:: DATA FOR THE TASK ::
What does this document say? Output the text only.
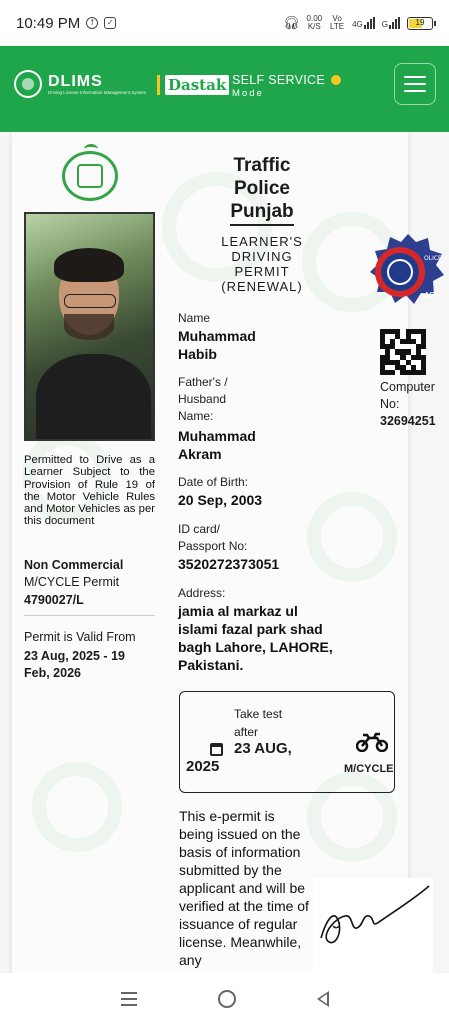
10:49 PM	f	✓	🎧︎ 0.00
K/S
Vo LTE 4G G	19
DLIMS
Driving License Information Management System Dastak SELF SERVICE
Mode
Permitted to Drive as a Learner Subject to the Provision of Rule 19 of the Motor Vehicle Rules and Motor Vehicles as per this document
Non Commercial
M/CYCLE Permit
4790027/L
Permit is Valid From
23 Aug, 2025 - 19
Feb, 2026
Traffic
Police
Punjab
LEARNER'S
DRIVING
PERMIT
(RENEWAL)
Name
Muhammad
Habib
Father's /
Husband
Name:
Muhammad
Akram
Date of Birth:
20 Sep, 2003
ID card/
Passport No:
3520272373051
Address:
jamia al markaz ul
islami fazal park shad
bagh Lahore, LAHORE,
Pakistani.
Take test
after
23 AUG,
2025	M/CYCLE
This e-permit is being issued on the basis of information submitted by the applicant and will be verified at the time of issuance of regular license. Meanwhile, any
AB
OLICE
Computer
No:
32694251
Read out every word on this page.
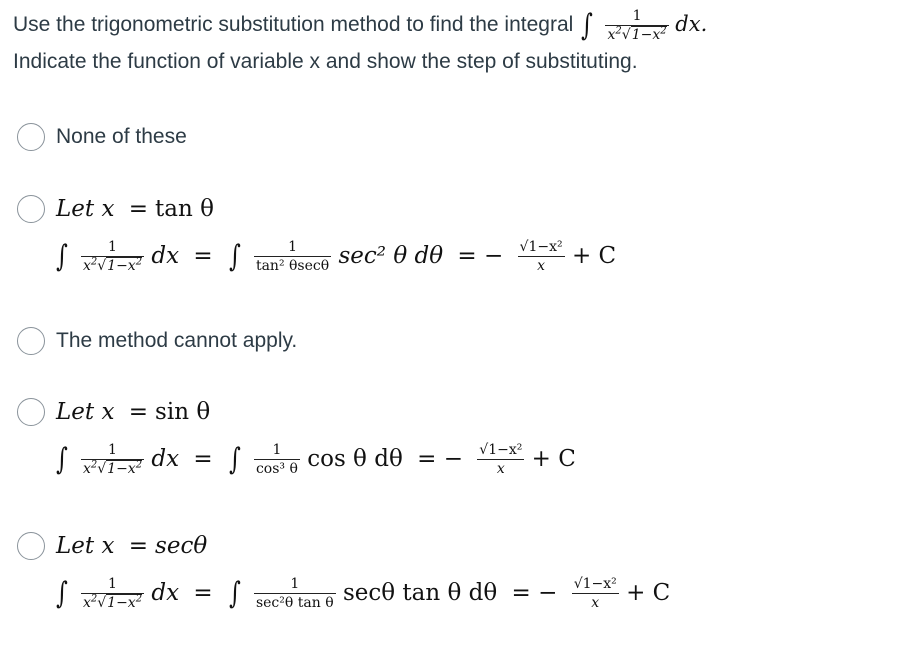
Use the trigonometric substitution method to find the integral ∫ $\frac{1}{x^2√1-x^2}$ dx.
Indicate the function of variable x and show the step of substituting.
None of these
Let x = tan θ
∫ $\frac{1}{x^2√1-x^2}$ dx = ∫ $\frac{1}{\text{tan² θsecθ}} \sec^2$ θ dθ = − $\frac{\text{√1−x²}}{x} + C$
The method cannot apply.
Let x = sin θ
∫ $\frac{1}{x^2√1-x^2}$ dx = ∫ $\frac{1}{\text{cos³ θ}}$ cos θ dθ = − $\frac{\text{√1−x²}}{x} + C$
Let x = secθ
∫ $\frac{1}{x^2√1-x^2}$ dx = ∫ $\frac{1}{\text{sec²θ tan θ}}$ secθ tan θ dθ = − $\frac{\text{√1−x²}}{x} + C$
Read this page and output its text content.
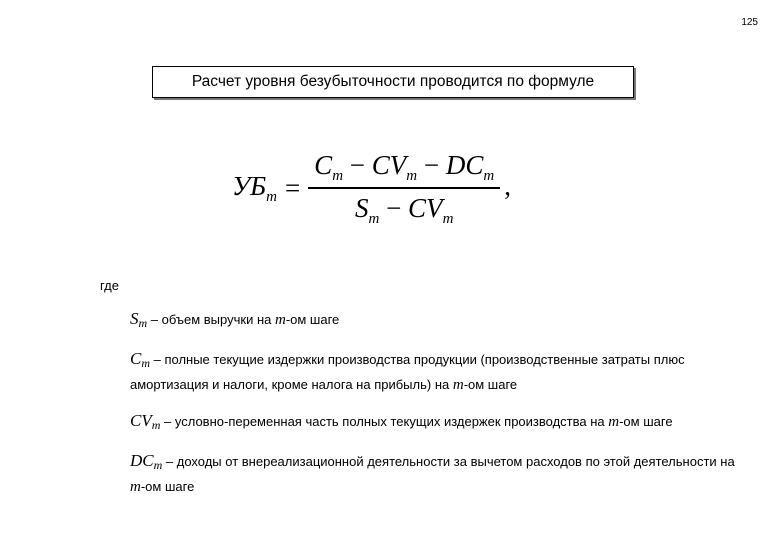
125
Расчет уровня безубыточности проводится по формуле
$УБ_m = \frac{C_m - CV_m - DC_m}{S_m - CV_m}$ ,
где
$S_m$ – объем выручки на m-ом шаге
$C_m$ – полные текущие издержки производства продукции (производственные затраты плюс амортизация и налоги, кроме налога на прибыль) на m-ом шаге
$CV_m$ – условно-переменная часть полных текущих издержек производства на m-ом шаге
$DC_m$ – доходы от внереализационной деятельности за вычетом расходов по этой деятельности на m-ом шаге
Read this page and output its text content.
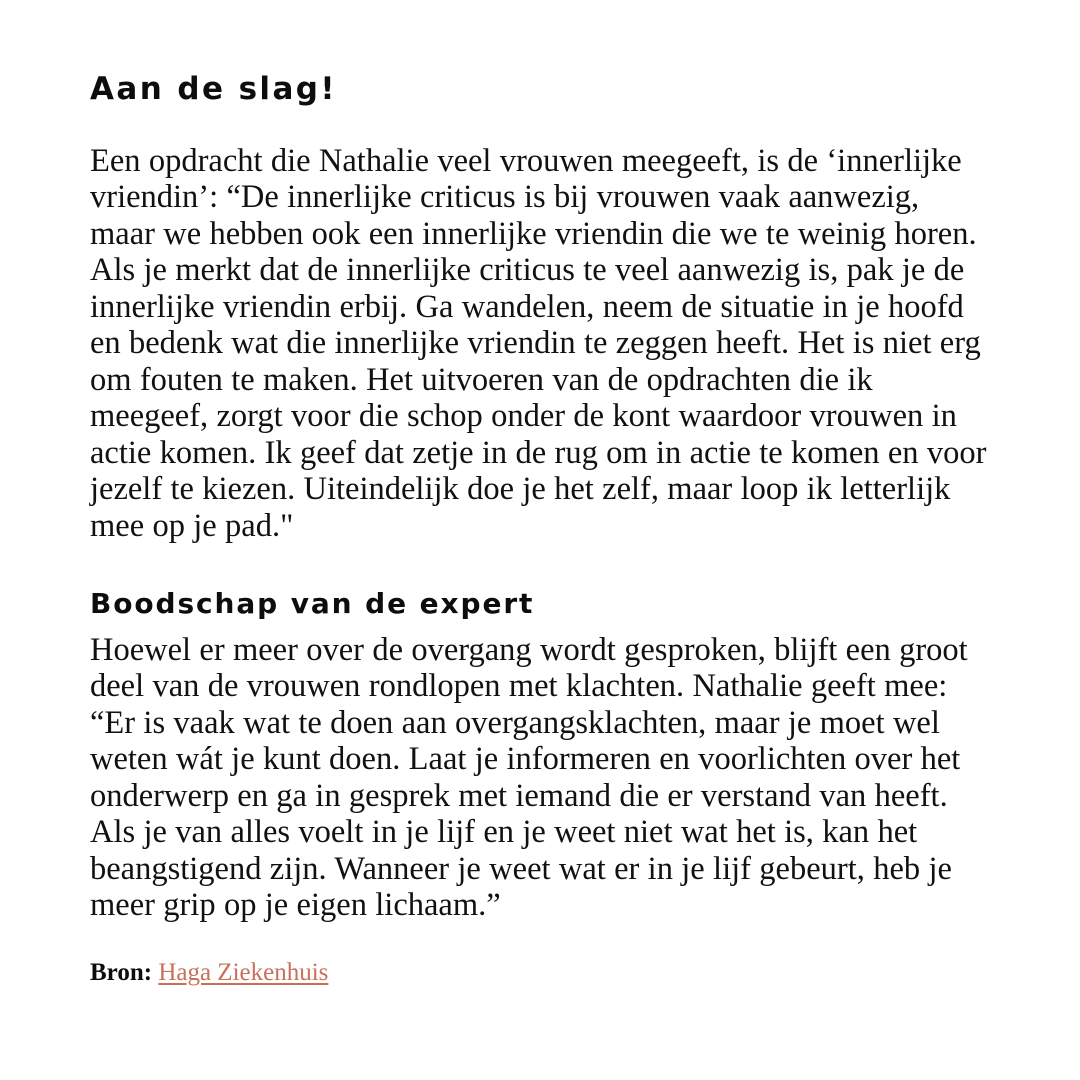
Aan de slag!

Een opdracht die Nathalie veel vrouwen meegeeft, is de ‘innerlijke vriendin’: “De innerlijke criticus is bij vrouwen vaak aanwezig, maar we hebben ook een innerlijke vriendin die we te weinig horen. Als je merkt dat de innerlijke criticus te veel aanwezig is, pak je de innerlijke vriendin erbij. Ga wandelen, neem de situatie in je hoofd en bedenk wat die innerlijke vriendin te zeggen heeft. Het is niet erg om fouten te maken. Het uitvoeren van de opdrachten die ik meegeef, zorgt voor die schop onder de kont waardoor vrouwen in actie komen. Ik geef dat zetje in de rug om in actie te komen en voor jezelf te kiezen. Uiteindelijk doe je het zelf, maar loop ik letterlijk mee op je pad."

Boodschap van de expert

Hoewel er meer over de overgang wordt gesproken, blijft een groot deel van de vrouwen rondlopen met klachten. Nathalie geeft mee: “Er is vaak wat te doen aan overgangsklachten, maar je moet wel weten wát je kunt doen. Laat je informeren en voorlichten over het onderwerp en ga in gesprek met iemand die er verstand van heeft. Als je van alles voelt in je lijf en je weet niet wat het is, kan het beangstigend zijn. Wanneer je weet wat er in je lijf gebeurt, heb je meer grip op je eigen lichaam.”

Bron: Haga Ziekenhuis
:::
GOAL: Your copy should repeat each entry above exactly but contain no pictures.

EXERCISE OUTPUT:
What does this document say? Output the text only.
10:49 PM	f	✓	🎧︎ 0.00
K/S
Vo LTE 4G G	19
DLIMS
Driving License Information Management System Dastak SELF SERVICE
Mode
Permitted to Drive as a Learner Subject to the Provision of Rule 19 of the Motor Vehicle Rules and Motor Vehicles as per this document
Non Commercial
M/CYCLE Permit
4790027/L
Permit is Valid From
23 Aug, 2025 - 19
Feb, 2026
Traffic
Police
Punjab
LEARNER'S
DRIVING
PERMIT
(RENEWAL)
Name
Muhammad
Habib
Father's /
Husband
Name:
Muhammad
Akram
Date of Birth:
20 Sep, 2003
ID card/
Passport No:
3520272373051
Address:
jamia al markaz ul
islami fazal park shad
bagh Lahore, LAHORE,
Pakistani.
Take test
after
23 AUG,
2025	M/CYCLE
This e-permit is being issued on the basis of information submitted by the applicant and will be verified at the time of issuance of regular license. Meanwhile, any
AB
OLICE
Computer
No:
32694251
Read out every word on this page.
Use the trigonometric substitution method to find the integral ∫ $\frac{1}{x^2√1-x^2}$ dx.
Indicate the function of variable x and show the step of substituting.
None of these
Let x = tan θ
∫ $\frac{1}{x^2√1-x^2}$ dx = ∫ $\frac{1}{\text{tan² θsecθ}} \sec^2$ θ dθ = − $\frac{\text{√1−x²}}{x} + C$
The method cannot apply.
Let x = sin θ
∫ $\frac{1}{x^2√1-x^2}$ dx = ∫ $\frac{1}{\text{cos³ θ}}$ cos θ dθ = − $\frac{\text{√1−x²}}{x} + C$
Let x = secθ
∫ $\frac{1}{x^2√1-x^2}$ dx = ∫ $\frac{1}{\text{sec²θ tan θ}}$ secθ tan θ dθ = − $\frac{\text{√1−x²}}{x} + C$
Read this page and output its text content.
125
Расчет уровня безубыточности проводится по формуле
$УБ_m = \frac{C_m - CV_m - DC_m}{S_m - CV_m}$ ,
где
$S_m$ – объем выручки на m-ом шаге
$C_m$ – полные текущие издержки производства продукции (производственные затраты плюс амортизация и налоги, кроме налога на прибыль) на m-ом шаге
$CV_m$ – условно-переменная часть полных текущих издержек производства на m-ом шаге
$DC_m$ – доходы от внереализационной деятельности за вычетом расходов по этой деятельности на m-ом шаге
Read this page and output its text content.
Aan de slag!

Een opdracht die Nathalie veel vrouwen meegeeft, is de ‘innerlijke vriendin’: “De innerlijke criticus is bij vrouwen vaak aanwezig, maar we hebben ook een innerlijke vriendin die we te weinig horen. Als je merkt dat de innerlijke criticus te veel aanwezig is, pak je de innerlijke vriendin erbij. Ga wandelen, neem de situatie in je hoofd en bedenk wat die innerlijke vriendin te zeggen heeft. Het is niet erg om fouten te maken. Het uitvoeren van de opdrachten die ik meegeef, zorgt voor die schop onder de kont waardoor vrouwen in actie komen. Ik geef dat zetje in de rug om in actie te komen en voor jezelf te kiezen. Uiteindelijk doe je het zelf, maar loop ik letterlijk mee op je pad."

Boodschap van de expert

Hoewel er meer over de overgang wordt gesproken, blijft een groot deel van de vrouwen rondlopen met klachten. Nathalie geeft mee: “Er is vaak wat te doen aan overgangsklachten, maar je moet wel weten wát je kunt doen. Laat je informeren en voorlichten over het onderwerp en ga in gesprek met iemand die er verstand van heeft. Als je van alles voelt in je lijf en je weet niet wat het is, kan het beangstigend zijn. Wanneer je weet wat er in je lijf gebeurt, heb je meer grip op je eigen lichaam.”

Bron: Haga Ziekenhuis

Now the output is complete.